**Short exercise:**
Extract each line bearing the word "JSON".

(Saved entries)
▽

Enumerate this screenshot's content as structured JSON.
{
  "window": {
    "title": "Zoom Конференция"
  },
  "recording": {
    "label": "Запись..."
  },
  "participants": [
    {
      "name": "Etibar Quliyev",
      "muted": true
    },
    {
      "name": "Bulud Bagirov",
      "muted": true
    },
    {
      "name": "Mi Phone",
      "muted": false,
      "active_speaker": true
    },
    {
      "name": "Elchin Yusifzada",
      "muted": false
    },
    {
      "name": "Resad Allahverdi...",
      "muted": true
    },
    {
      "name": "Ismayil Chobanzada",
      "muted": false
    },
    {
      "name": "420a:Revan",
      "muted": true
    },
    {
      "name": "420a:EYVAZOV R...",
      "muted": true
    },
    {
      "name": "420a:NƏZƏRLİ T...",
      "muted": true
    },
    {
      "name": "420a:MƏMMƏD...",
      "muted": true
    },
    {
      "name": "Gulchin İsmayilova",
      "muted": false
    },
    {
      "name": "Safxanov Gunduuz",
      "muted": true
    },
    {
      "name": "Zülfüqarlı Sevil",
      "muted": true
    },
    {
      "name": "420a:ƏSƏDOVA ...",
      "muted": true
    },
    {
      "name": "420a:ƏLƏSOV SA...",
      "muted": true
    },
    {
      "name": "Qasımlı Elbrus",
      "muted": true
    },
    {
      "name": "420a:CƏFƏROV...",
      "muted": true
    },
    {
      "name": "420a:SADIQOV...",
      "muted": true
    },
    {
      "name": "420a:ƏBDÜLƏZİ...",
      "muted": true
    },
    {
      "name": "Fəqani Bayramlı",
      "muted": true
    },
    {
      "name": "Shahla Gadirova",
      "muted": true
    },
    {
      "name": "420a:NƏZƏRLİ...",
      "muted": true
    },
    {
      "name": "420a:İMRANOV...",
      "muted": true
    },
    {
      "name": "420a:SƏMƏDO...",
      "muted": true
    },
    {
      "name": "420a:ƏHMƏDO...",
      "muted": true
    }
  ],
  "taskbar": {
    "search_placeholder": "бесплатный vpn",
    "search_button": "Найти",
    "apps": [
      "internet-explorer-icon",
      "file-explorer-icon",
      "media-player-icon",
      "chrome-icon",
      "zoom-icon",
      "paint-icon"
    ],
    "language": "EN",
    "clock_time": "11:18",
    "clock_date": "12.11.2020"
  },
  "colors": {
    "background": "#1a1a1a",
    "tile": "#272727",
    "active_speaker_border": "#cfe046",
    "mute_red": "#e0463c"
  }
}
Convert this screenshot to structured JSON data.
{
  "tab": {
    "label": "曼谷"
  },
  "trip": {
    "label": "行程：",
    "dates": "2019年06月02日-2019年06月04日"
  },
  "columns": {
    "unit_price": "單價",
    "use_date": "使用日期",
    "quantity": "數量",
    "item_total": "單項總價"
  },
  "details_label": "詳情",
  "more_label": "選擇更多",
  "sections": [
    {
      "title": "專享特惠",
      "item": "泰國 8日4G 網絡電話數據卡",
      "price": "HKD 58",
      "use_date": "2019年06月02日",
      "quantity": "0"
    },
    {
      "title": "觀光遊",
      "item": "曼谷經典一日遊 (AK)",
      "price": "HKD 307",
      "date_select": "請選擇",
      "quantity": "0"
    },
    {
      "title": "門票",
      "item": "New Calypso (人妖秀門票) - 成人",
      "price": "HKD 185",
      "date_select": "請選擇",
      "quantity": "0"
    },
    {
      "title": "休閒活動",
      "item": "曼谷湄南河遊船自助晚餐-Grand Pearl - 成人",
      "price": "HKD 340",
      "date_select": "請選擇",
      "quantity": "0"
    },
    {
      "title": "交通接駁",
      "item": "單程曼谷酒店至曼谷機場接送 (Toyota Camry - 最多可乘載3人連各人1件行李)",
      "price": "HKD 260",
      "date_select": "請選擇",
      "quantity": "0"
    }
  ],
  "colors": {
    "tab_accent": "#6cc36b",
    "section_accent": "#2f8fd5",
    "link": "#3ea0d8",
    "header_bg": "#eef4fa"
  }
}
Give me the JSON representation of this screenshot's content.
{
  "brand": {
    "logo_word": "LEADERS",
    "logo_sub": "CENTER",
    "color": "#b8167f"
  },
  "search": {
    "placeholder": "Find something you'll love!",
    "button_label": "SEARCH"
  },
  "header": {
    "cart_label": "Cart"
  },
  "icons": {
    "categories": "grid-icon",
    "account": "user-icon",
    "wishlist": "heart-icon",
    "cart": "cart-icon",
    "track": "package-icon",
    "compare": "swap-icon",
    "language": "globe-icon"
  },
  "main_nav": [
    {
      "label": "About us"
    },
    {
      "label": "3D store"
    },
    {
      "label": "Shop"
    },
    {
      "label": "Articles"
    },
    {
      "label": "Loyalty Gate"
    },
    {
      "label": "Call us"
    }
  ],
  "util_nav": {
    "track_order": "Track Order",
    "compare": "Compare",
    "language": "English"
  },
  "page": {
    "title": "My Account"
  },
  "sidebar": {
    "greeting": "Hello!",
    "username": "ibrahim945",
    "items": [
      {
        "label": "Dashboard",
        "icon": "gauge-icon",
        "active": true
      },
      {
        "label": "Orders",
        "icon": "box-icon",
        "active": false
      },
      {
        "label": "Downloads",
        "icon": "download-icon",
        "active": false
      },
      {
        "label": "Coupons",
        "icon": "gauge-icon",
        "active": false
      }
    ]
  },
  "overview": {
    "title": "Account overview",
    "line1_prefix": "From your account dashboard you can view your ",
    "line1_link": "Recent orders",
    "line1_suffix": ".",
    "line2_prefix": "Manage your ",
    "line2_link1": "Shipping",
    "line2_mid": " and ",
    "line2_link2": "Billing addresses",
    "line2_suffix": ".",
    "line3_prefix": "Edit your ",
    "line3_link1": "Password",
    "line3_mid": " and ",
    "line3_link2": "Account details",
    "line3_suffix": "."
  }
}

△

**Task result:**
Enumerate this screenshot's content as structured JSON.
Convert this screenshot to structured JSON data.
Give me the JSON representation of this screenshot's content.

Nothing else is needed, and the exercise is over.